● **Given problem**: Repeat the data below exactly, dropping any pictures it holds.

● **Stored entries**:
>>

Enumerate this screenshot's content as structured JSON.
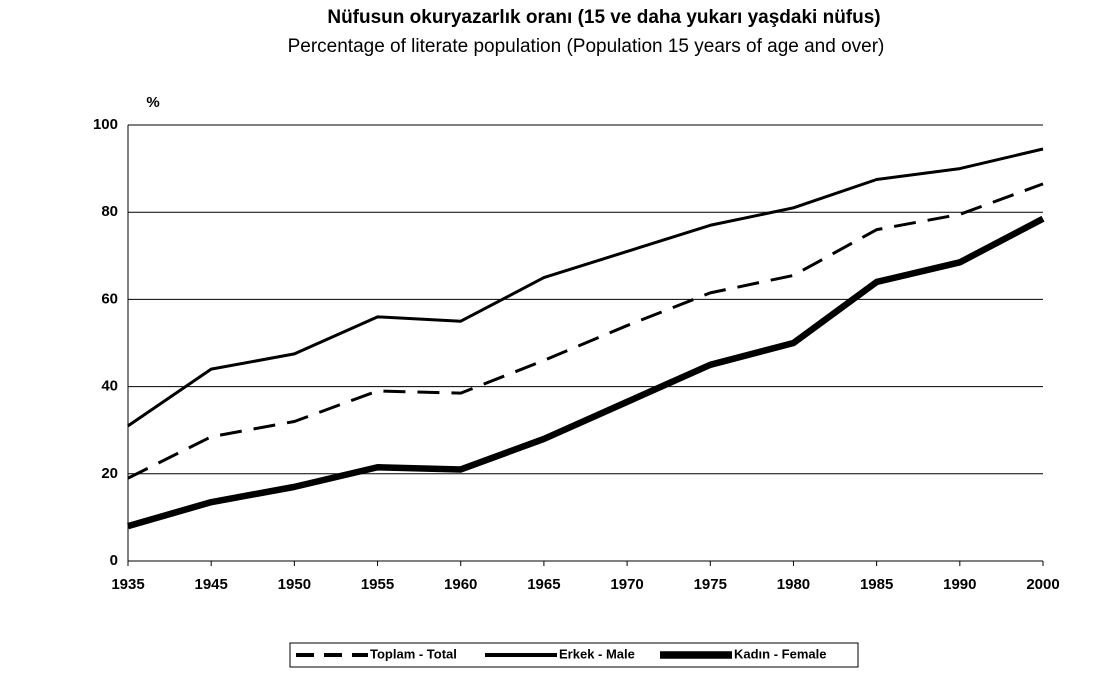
{
  "chart_data": {
    "type": "line",
    "title": "Nüfusun okuryazarlık oranı (15 ve daha yukarı yaşdaki nüfus)",
    "subtitle": "Percentage of literate population (Population 15 years of age and over)",
    "y_label": "%",
    "categories": [
      "1935",
      "1945",
      "1950",
      "1955",
      "1960",
      "1965",
      "1970",
      "1975",
      "1980",
      "1985",
      "1990",
      "2000"
    ],
    "series": [
      {
        "name": "Toplam - Total",
        "color": "#000000",
        "style": "dashed",
        "values": [
          19,
          28.5,
          32,
          39,
          38.5,
          46,
          54,
          61.5,
          65.5,
          76,
          79.5,
          86.5
        ]
      },
      {
        "name": "Erkek - Male",
        "color": "#000000",
        "style": "solid",
        "values": [
          31,
          44,
          47.5,
          56,
          55,
          65,
          71,
          77,
          81,
          87.5,
          90,
          94.5
        ]
      },
      {
        "name": "Kadın -  Female",
        "color": "#000000",
        "style": "bold",
        "values": [
          8,
          13.5,
          17,
          21.5,
          21,
          28,
          36.5,
          45,
          50,
          64,
          68.5,
          78.5
        ]
      }
    ],
    "ylim": [
      0,
      100
    ],
    "yticks": [
      0,
      20,
      40,
      60,
      80,
      100
    ],
    "grid": true,
    "legend": "bottom"
  }
}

<<

● **Reply**:
Enumerate this screenshot's content as structured JSON.
{
  "chart_data": {
    "type": "line",
    "title": "Nüfusun okuryazarlık oranı (15 ve daha yukarı yaşdaki nüfus)",
    "subtitle": "Percentage of literate population (Population 15 years of age and over)",
    "y_label": "%",
    "categories": [
      "1935",
      "1945",
      "1950",
      "1955",
      "1960",
      "1965",
      "1970",
      "1975",
      "1980",
      "1985",
      "1990",
      "2000"
    ],
    "series": [
      {
        "name": "Toplam - Total",
        "color": "#000000",
        "style": "dashed",
        "values": [
          19,
          28.5,
          32,
          39,
          38.5,
          46,
          54,
          61.5,
          65.5,
          76,
          79.5,
          86.5
        ]
      },
      {
        "name": "Erkek - Male",
        "color": "#000000",
        "style": "solid",
        "values": [
          31,
          44,
          47.5,
          56,
          55,
          65,
          71,
          77,
          81,
          87.5,
          90,
          94.5
        ]
      },
      {
        "name": "Kadın -  Female",
        "color": "#000000",
        "style": "bold",
        "values": [
          8,
          13.5,
          17,
          21.5,
          21,
          28,
          36.5,
          45,
          50,
          64,
          68.5,
          78.5
        ]
      }
    ],
    "ylim": [
      0,
      100
    ],
    "yticks": [
      0,
      20,
      40,
      60,
      80,
      100
    ],
    "grid": true,
    "legend": "bottom"
  }
}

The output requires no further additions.